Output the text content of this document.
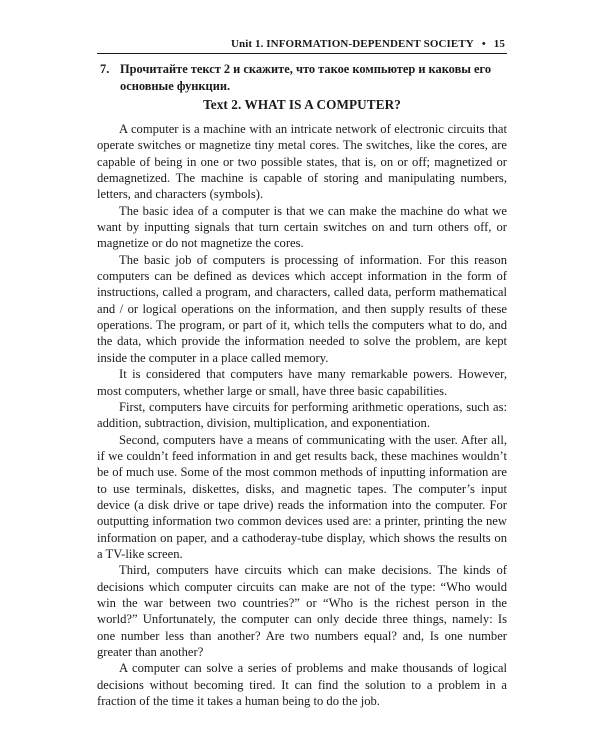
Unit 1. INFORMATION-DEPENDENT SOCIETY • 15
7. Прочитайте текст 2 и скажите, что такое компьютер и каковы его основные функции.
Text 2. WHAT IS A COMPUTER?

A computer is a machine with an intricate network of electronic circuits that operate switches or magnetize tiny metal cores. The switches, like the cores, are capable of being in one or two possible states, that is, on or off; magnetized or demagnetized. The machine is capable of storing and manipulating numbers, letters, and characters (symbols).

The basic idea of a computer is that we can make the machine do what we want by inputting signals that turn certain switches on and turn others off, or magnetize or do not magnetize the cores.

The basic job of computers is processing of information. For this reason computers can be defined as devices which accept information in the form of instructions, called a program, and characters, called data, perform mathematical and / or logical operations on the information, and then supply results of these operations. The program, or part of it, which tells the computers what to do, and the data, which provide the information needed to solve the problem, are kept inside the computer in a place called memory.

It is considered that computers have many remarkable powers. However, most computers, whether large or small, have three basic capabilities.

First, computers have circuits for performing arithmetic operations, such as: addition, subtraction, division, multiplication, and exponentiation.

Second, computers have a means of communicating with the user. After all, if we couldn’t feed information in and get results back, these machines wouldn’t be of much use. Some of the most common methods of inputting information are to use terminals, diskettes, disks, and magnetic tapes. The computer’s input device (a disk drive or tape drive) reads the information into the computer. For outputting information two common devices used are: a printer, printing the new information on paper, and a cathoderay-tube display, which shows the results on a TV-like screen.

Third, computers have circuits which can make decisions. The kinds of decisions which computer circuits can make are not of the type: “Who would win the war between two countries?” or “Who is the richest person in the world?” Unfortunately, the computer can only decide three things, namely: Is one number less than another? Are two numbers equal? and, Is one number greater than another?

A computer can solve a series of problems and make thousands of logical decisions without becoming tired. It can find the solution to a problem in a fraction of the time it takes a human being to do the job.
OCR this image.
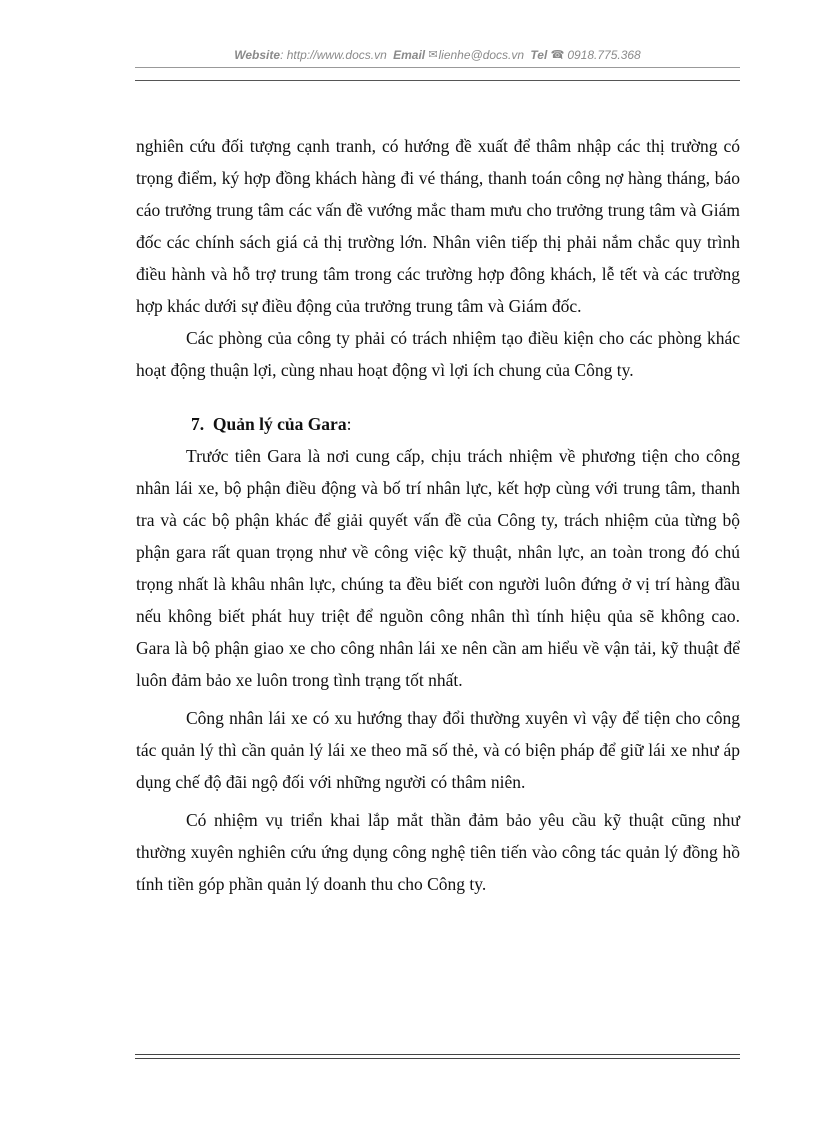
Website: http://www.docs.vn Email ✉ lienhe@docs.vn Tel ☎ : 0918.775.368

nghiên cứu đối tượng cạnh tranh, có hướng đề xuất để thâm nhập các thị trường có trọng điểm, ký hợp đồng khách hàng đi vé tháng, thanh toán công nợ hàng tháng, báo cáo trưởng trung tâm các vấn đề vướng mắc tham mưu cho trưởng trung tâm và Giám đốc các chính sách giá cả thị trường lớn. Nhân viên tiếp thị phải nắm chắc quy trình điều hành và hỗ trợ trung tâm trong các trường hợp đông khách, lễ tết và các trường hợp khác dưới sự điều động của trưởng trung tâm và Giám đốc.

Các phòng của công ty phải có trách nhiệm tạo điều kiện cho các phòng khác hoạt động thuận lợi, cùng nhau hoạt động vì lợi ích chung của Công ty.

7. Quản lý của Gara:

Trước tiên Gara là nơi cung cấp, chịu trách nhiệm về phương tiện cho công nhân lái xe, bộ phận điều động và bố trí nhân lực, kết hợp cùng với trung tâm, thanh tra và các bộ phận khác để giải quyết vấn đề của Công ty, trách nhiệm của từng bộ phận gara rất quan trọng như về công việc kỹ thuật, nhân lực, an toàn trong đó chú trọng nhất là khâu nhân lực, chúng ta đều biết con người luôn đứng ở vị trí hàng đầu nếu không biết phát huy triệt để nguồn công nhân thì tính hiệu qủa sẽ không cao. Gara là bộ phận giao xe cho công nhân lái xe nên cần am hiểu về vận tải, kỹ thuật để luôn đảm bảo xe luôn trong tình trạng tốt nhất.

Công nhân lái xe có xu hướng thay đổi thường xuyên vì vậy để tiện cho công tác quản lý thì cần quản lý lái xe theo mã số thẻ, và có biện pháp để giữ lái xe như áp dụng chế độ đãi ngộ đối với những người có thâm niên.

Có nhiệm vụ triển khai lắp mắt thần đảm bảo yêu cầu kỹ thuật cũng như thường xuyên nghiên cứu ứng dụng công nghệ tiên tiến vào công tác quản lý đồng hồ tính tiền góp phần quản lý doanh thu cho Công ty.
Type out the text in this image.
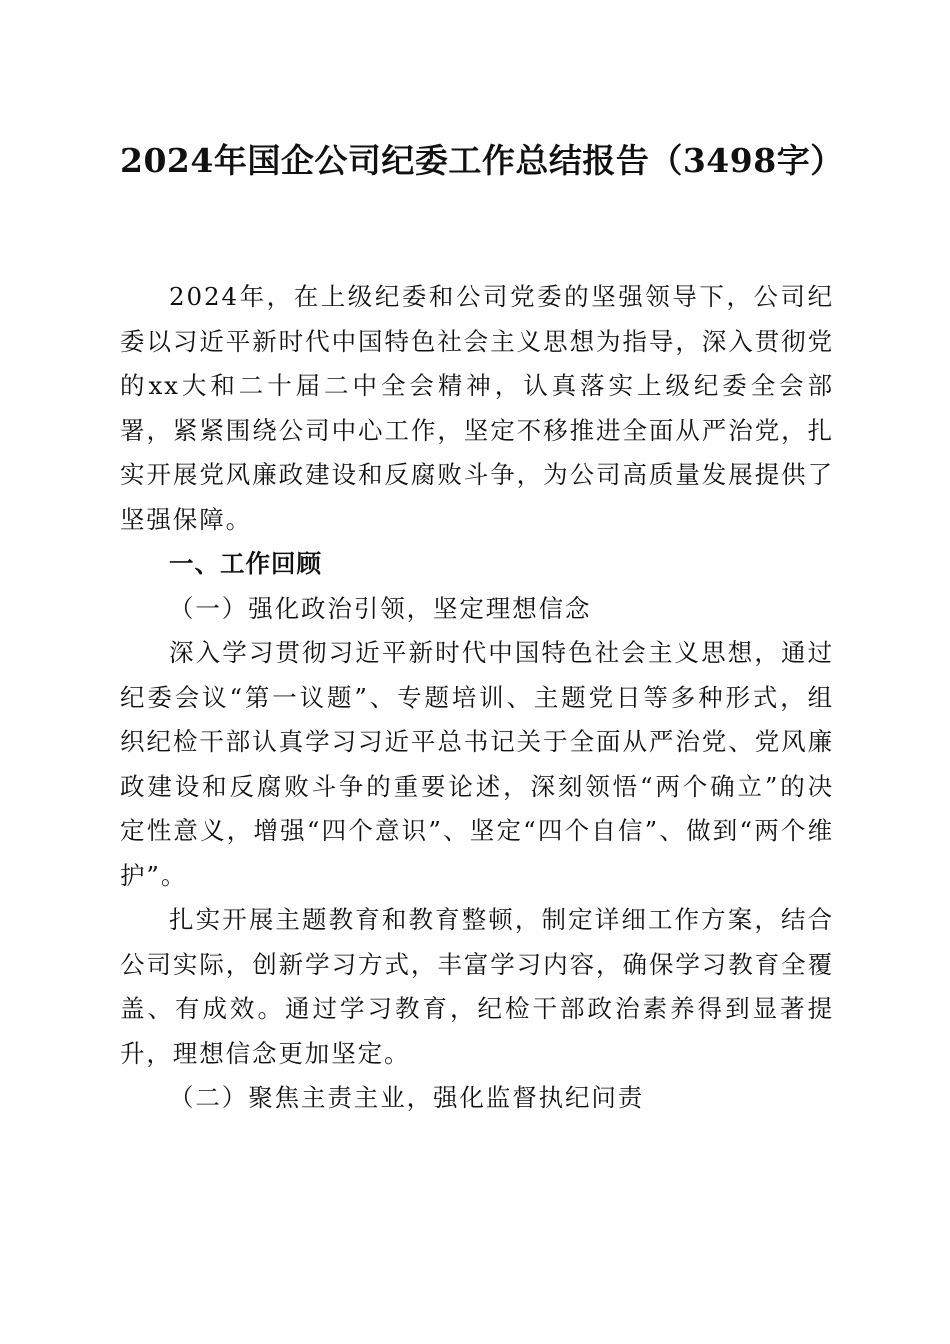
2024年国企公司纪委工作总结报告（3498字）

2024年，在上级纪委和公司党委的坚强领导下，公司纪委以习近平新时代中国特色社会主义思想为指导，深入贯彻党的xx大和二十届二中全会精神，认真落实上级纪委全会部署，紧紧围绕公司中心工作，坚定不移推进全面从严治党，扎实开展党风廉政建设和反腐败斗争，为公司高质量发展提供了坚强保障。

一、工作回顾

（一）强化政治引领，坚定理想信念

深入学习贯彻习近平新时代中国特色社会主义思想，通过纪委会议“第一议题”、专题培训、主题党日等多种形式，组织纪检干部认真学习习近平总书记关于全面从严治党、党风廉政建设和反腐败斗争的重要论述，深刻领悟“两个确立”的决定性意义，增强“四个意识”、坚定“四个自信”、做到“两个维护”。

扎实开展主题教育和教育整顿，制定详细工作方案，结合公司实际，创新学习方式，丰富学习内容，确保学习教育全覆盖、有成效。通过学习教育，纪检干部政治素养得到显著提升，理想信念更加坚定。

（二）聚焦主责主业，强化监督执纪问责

• • • • • • •

### [WHAT TO PRODUCE]
Each entry above is to be written out again unchanged, apart from the pictures, which are left out.

### [TASK RESPONSE]
Output the text content of this document.
Unit 1. INFORMATION-DEPENDENT SOCIETY • 15
7. Прочитайте текст 2 и скажите, что такое компьютер и каковы его основные функции.
Text 2. WHAT IS A COMPUTER?

A computer is a machine with an intricate network of electronic circuits that operate switches or magnetize tiny metal cores. The switches, like the cores, are capable of being in one or two possible states, that is, on or off; magnetized or demagnetized. The machine is capable of storing and manipulating numbers, letters, and characters (symbols).

The basic idea of a computer is that we can make the machine do what we want by inputting signals that turn certain switches on and turn others off, or magnetize or do not magnetize the cores.

The basic job of computers is processing of information. For this reason computers can be defined as devices which accept information in the form of instructions, called a program, and characters, called data, perform mathematical and / or logical operations on the information, and then supply results of these operations. The program, or part of it, which tells the computers what to do, and the data, which provide the information needed to solve the problem, are kept inside the computer in a place called memory.

It is considered that computers have many remarkable powers. However, most computers, whether large or small, have three basic capabilities.

First, computers have circuits for performing arithmetic operations, such as: addition, subtraction, division, multiplication, and exponentiation.

Second, computers have a means of communicating with the user. After all, if we couldn’t feed information in and get results back, these machines wouldn’t be of much use. Some of the most common methods of inputting information are to use terminals, diskettes, disks, and magnetic tapes. The computer’s input device (a disk drive or tape drive) reads the information into the computer. For outputting information two common devices used are: a printer, printing the new information on paper, and a cathoderay-tube display, which shows the results on a TV-like screen.

Third, computers have circuits which can make decisions. The kinds of decisions which computer circuits can make are not of the type: “Who would win the war between two countries?” or “Who is the richest person in the world?” Unfortunately, the computer can only decide three things, namely: Is one number less than another? Are two numbers equal? and, Is one number greater than another?

A computer can solve a series of problems and make thousands of logical decisions without becoming tired. It can find the solution to a problem in a fraction of the time it takes a human being to do the job.
OCR this image.
Website: http://www.docs.vn Email ✉ lienhe@docs.vn Tel ☎ : 0918.775.368

nghiên cứu đối tượng cạnh tranh, có hướng đề xuất để thâm nhập các thị trường có trọng điểm, ký hợp đồng khách hàng đi vé tháng, thanh toán công nợ hàng tháng, báo cáo trưởng trung tâm các vấn đề vướng mắc tham mưu cho trưởng trung tâm và Giám đốc các chính sách giá cả thị trường lớn. Nhân viên tiếp thị phải nắm chắc quy trình điều hành và hỗ trợ trung tâm trong các trường hợp đông khách, lễ tết và các trường hợp khác dưới sự điều động của trưởng trung tâm và Giám đốc.

Các phòng của công ty phải có trách nhiệm tạo điều kiện cho các phòng khác hoạt động thuận lợi, cùng nhau hoạt động vì lợi ích chung của Công ty.

7. Quản lý của Gara:

Trước tiên Gara là nơi cung cấp, chịu trách nhiệm về phương tiện cho công nhân lái xe, bộ phận điều động và bố trí nhân lực, kết hợp cùng với trung tâm, thanh tra và các bộ phận khác để giải quyết vấn đề của Công ty, trách nhiệm của từng bộ phận gara rất quan trọng như về công việc kỹ thuật, nhân lực, an toàn trong đó chú trọng nhất là khâu nhân lực, chúng ta đều biết con người luôn đứng ở vị trí hàng đầu nếu không biết phát huy triệt để nguồn công nhân thì tính hiệu qủa sẽ không cao. Gara là bộ phận giao xe cho công nhân lái xe nên cần am hiểu về vận tải, kỹ thuật để luôn đảm bảo xe luôn trong tình trạng tốt nhất.

Công nhân lái xe có xu hướng thay đổi thường xuyên vì vậy để tiện cho công tác quản lý thì cần quản lý lái xe theo mã số thẻ, và có biện pháp để giữ lái xe như áp dụng chế độ đãi ngộ đối với những người có thâm niên.

Có nhiệm vụ triển khai lắp mắt thần đảm bảo yêu cầu kỹ thuật cũng như thường xuyên nghiên cứu ứng dụng công nghệ tiên tiến vào công tác quản lý đồng hồ tính tiền góp phần quản lý doanh thu cho Công ty.
Type out the text in this image.
2024年国企公司纪委工作总结报告（3498字）

2024年，在上级纪委和公司党委的坚强领导下，公司纪委以习近平新时代中国特色社会主义思想为指导，深入贯彻党的xx大和二十届二中全会精神，认真落实上级纪委全会部署，紧紧围绕公司中心工作，坚定不移推进全面从严治党，扎实开展党风廉政建设和反腐败斗争，为公司高质量发展提供了坚强保障。

一、工作回顾

（一）强化政治引领，坚定理想信念

深入学习贯彻习近平新时代中国特色社会主义思想，通过纪委会议“第一议题”、专题培训、主题党日等多种形式，组织纪检干部认真学习习近平总书记关于全面从严治党、党风廉政建设和反腐败斗争的重要论述，深刻领悟“两个确立”的决定性意义，增强“四个意识”、坚定“四个自信”、做到“两个维护”。

扎实开展主题教育和教育整顿，制定详细工作方案，结合公司实际，创新学习方式，丰富学习内容，确保学习教育全覆盖、有成效。通过学习教育，纪检干部政治素养得到显著提升，理想信念更加坚定。

（二）聚焦主责主业，强化监督执纪问责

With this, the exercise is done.